======== Records to use
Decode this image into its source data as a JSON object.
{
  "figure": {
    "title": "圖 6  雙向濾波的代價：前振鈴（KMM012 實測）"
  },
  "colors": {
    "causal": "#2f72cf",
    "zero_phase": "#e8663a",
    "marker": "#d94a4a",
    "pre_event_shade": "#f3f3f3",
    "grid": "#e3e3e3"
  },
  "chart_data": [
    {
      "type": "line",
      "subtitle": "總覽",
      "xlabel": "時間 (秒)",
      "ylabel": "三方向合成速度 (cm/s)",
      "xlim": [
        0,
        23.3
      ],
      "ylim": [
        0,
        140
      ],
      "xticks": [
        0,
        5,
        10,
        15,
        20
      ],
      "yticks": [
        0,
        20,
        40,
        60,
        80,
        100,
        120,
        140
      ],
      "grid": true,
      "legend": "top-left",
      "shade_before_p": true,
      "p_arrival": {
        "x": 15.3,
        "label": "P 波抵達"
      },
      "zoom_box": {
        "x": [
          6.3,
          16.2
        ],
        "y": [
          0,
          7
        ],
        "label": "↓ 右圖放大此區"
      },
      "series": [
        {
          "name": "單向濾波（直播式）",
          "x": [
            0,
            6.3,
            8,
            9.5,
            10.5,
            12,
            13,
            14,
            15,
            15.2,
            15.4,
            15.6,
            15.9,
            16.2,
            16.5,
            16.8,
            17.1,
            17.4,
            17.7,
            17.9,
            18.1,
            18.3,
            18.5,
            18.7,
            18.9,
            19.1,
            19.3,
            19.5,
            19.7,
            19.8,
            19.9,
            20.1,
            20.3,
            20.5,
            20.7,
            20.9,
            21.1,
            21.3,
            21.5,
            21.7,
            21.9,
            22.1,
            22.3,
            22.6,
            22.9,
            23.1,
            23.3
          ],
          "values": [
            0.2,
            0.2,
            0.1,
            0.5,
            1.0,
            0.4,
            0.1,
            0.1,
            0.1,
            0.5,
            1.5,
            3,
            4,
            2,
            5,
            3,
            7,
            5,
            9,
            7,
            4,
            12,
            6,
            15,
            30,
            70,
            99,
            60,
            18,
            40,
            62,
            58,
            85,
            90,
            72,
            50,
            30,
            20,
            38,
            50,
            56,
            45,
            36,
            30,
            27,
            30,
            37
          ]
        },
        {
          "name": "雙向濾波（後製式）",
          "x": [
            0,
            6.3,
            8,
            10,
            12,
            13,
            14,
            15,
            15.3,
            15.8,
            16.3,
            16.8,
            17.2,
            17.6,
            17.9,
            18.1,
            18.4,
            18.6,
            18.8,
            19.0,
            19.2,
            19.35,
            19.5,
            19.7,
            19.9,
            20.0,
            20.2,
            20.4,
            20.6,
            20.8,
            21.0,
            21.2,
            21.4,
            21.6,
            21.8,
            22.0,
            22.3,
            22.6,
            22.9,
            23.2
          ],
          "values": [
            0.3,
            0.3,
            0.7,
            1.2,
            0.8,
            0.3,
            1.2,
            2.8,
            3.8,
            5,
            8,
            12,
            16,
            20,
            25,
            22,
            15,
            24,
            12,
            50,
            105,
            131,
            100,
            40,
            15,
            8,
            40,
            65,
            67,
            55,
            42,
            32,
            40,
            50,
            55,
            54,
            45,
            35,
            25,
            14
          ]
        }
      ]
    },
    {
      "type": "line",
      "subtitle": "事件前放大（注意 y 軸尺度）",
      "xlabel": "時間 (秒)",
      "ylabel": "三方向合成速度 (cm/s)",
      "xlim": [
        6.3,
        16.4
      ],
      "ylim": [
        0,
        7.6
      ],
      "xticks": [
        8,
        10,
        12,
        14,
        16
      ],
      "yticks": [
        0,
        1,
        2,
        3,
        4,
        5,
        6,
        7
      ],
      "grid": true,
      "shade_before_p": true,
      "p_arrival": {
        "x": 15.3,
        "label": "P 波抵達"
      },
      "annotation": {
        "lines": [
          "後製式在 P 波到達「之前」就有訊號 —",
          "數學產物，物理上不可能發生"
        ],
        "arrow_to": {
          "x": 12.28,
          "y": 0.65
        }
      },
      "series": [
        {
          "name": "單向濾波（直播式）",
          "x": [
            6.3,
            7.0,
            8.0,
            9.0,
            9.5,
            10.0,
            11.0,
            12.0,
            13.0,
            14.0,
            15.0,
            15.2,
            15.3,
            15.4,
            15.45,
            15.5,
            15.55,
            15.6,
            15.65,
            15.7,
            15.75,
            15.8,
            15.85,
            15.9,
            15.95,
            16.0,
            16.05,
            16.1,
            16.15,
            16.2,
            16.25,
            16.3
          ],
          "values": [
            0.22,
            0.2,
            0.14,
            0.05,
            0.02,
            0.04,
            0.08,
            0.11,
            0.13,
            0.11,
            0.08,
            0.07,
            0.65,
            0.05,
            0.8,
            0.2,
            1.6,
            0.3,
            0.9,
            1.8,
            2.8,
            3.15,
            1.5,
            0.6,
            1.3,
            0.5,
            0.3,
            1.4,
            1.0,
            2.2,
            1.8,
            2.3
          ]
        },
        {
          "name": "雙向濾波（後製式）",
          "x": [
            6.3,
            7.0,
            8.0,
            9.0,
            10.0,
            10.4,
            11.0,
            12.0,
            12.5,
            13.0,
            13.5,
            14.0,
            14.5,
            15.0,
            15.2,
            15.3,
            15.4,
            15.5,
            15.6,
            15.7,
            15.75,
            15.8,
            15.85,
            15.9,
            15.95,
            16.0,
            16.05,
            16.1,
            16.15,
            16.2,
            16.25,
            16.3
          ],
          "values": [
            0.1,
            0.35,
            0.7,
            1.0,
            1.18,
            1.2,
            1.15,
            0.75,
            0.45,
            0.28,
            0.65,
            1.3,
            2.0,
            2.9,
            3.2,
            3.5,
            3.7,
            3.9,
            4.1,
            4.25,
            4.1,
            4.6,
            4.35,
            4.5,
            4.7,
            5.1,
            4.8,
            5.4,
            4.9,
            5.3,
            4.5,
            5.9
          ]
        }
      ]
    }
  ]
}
================
======== Records to use
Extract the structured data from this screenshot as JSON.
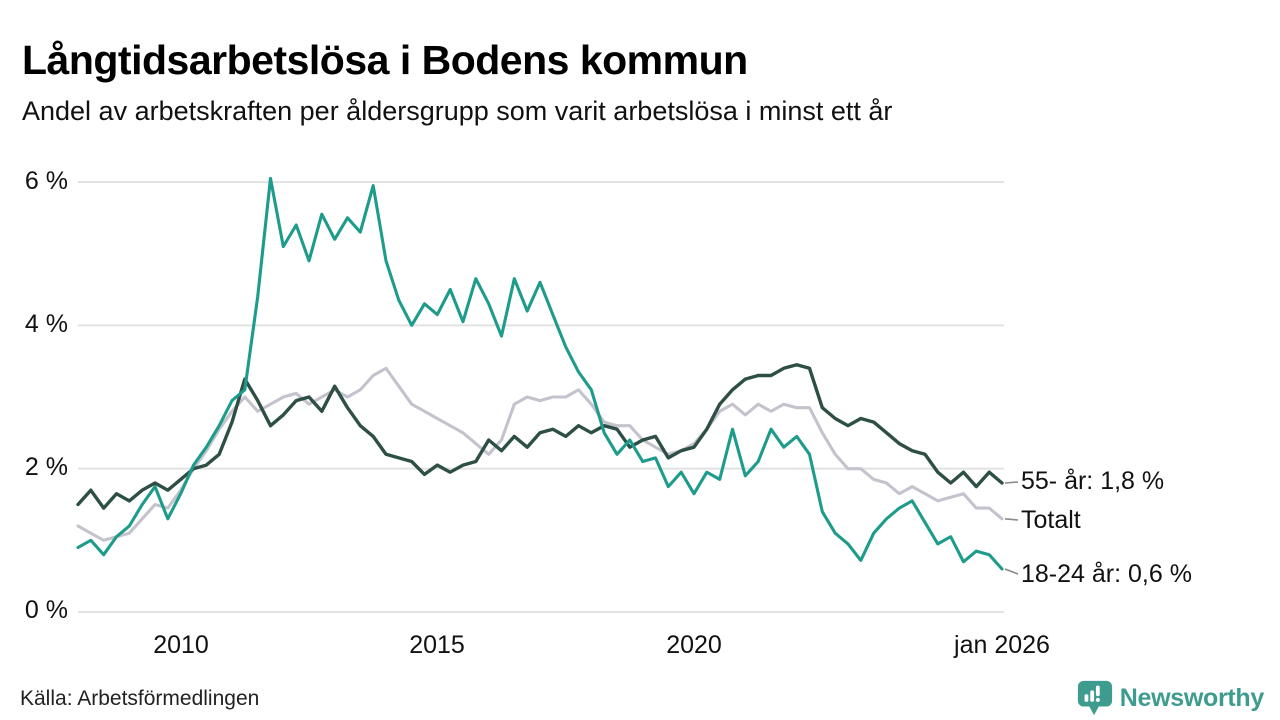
================
======== Records to use
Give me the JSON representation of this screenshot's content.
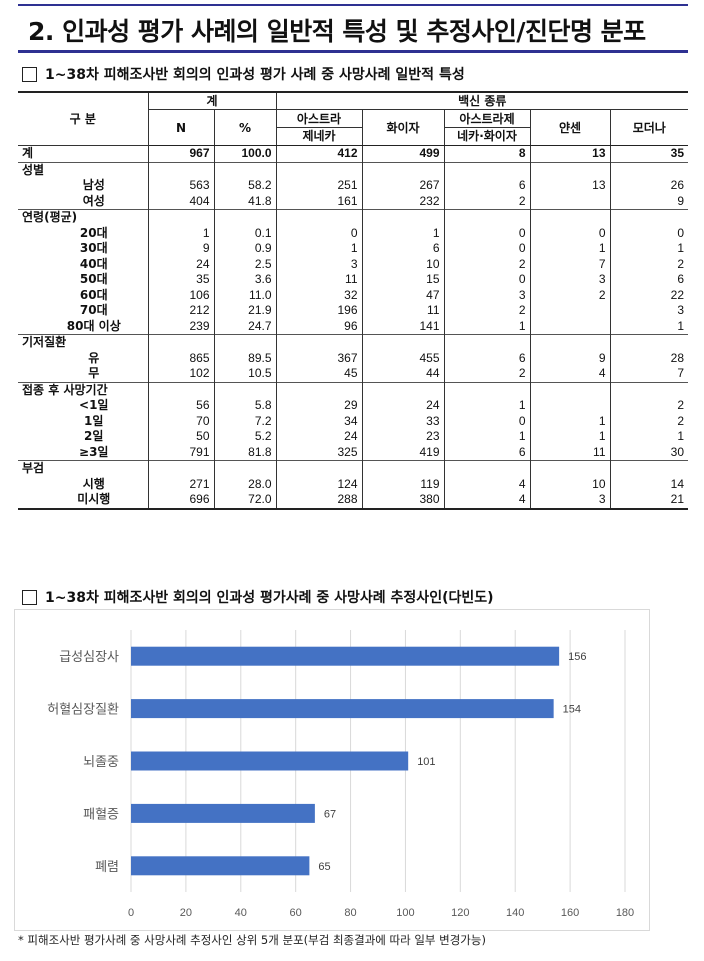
================
▶ [What this task involves] Identify each line of the material where the word "screenshot" shows up, and copy it.

▶ [The output]
Extract the structured data from this screenshot as JSON.
Give me the JSON representation of this screenshot's content.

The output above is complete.